# Input for this task
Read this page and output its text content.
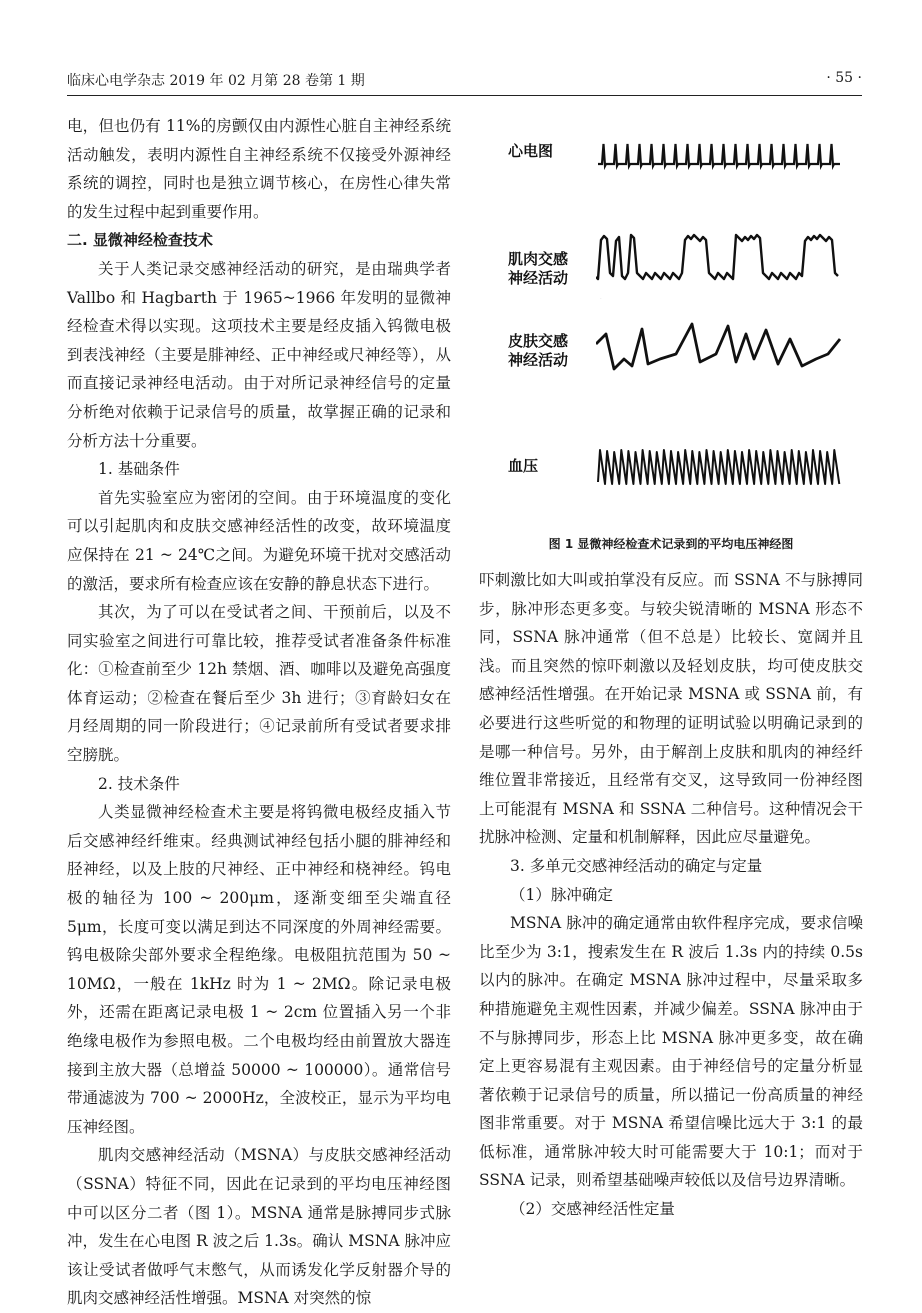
临床心电学杂志 2019 年 02 月第 28 卷第 1 期	· 55 ·

电，但也仍有 11%的房颤仅由内源性心脏自主神经系统活动触发，表明内源性自主神经系统不仅接受外源神经系统的调控，同时也是独立调节核心，在房性心律失常的发生过程中起到重要作用。

二. 显微神经检查技术

关于人类记录交感神经活动的研究，是由瑞典学者 Vallbo 和 Hagbarth 于 1965~1966 年发明的显微神经检查术得以实现。这项技术主要是经皮插入钨微电极到表浅神经（主要是腓神经、正中神经或尺神经等），从而直接记录神经电活动。由于对所记录神经信号的定量分析绝对依赖于记录信号的质量，故掌握正确的记录和分析方法十分重要。

1. 基础条件

首先实验室应为密闭的空间。由于环境温度的变化可以引起肌肉和皮肤交感神经活性的改变，故环境温度应保持在 21 ~ 24℃之间。为避免环境干扰对交感活动的激活，要求所有检查应该在安静的静息状态下进行。

其次，为了可以在受试者之间、干预前后，以及不同实验室之间进行可靠比较，推荐受试者准备条件标准化：①检查前至少 12h 禁烟、酒、咖啡以及避免高强度体育运动；②检查在餐后至少 3h 进行；③育龄妇女在月经周期的同一阶段进行；④记录前所有受试者要求排空膀胱。

2. 技术条件

人类显微神经检查术主要是将钨微电极经皮插入节后交感神经纤维束。经典测试神经包括小腿的腓神经和胫神经，以及上肢的尺神经、正中神经和桡神经。钨电极的轴径为 100 ~ 200μm，逐渐变细至尖端直径 5μm，长度可变以满足到达不同深度的外周神经需要。钨电极除尖部外要求全程绝缘。电极阻抗范围为 50 ~ 10MΩ，一般在 1kHz 时为 1 ~ 2MΩ。除记录电极外，还需在距离记录电极 1 ~ 2cm 位置插入另一个非绝缘电极作为参照电极。二个电极均经由前置放大器连接到主放大器（总增益 50000 ~ 100000）。通常信号带通滤波为 700 ~ 2000Hz，全波校正，显示为平均电压神经图。

肌肉交感神经活动（MSNA）与皮肤交感神经活动（SSNA）特征不同，因此在记录到的平均电压神经图中可以区分二者（图 1）。MSNA 通常是脉搏同步式脉冲，发生在心电图 R 波之后 1.3s。确认 MSNA 脉冲应该让受试者做呼气末憋气，从而诱发化学反射器介导的肌肉交感神经活性增强。MSNA 对突然的惊

心电图
肌肉交感神经活动
皮肤交感神经活动
血压
图 1 显微神经检查术记录到的平均电压神经图

吓刺激比如大叫或拍掌没有反应。而 SSNA 不与脉搏同步，脉冲形态更多变。与较尖锐清晰的 MSNA 形态不同，SSNA 脉冲通常（但不总是）比较长、宽阔并且浅。而且突然的惊吓刺激以及轻划皮肤，均可使皮肤交感神经活性增强。在开始记录 MSNA 或 SSNA 前，有必要进行这些听觉的和物理的证明试验以明确记录到的是哪一种信号。另外，由于解剖上皮肤和肌肉的神经纤维位置非常接近，且经常有交叉，这导致同一份神经图上可能混有 MSNA 和 SSNA 二种信号。这种情况会干扰脉冲检测、定量和机制解释，因此应尽量避免。

3. 多单元交感神经活动的确定与定量
（1）脉冲确定

MSNA 脉冲的确定通常由软件程序完成，要求信噪比至少为 3:1，搜索发生在 R 波后 1.3s 内的持续 0.5s 以内的脉冲。在确定 MSNA 脉冲过程中，尽量采取多种措施避免主观性因素，并减少偏差。SSNA 脉冲由于不与脉搏同步，形态上比 MSNA 脉冲更多变，故在确定上更容易混有主观因素。由于神经信号的定量分析显著依赖于记录信号的质量，所以描记一份高质量的神经图非常重要。对于 MSNA 希望信噪比远大于 3:1 的最低标准，通常脉冲较大时可能需要大于 10:1；而对于 SSNA 记录，则希望基础噪声较低以及信号边界清晰。

（2）交感神经活性定量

# What you should do
Pull out every line above that holds the word "肌肉交感神经活动".

# Response to this task
肌肉交感神经活动（MSNA）与皮肤交感神经活动（SSNA）特征不同，因此在记录到的平均电压神经图中可以区分二者（图 1）。MSNA 通常是脉搏同步式脉冲，发生在心电图 R 波之后 1.3s。确认 MSNA 脉冲应该让受试者做呼气末憋气，从而诱发化学反射器介导的肌肉交感神经活性增强。MSNA 对突然的惊
肌肉交感神经活动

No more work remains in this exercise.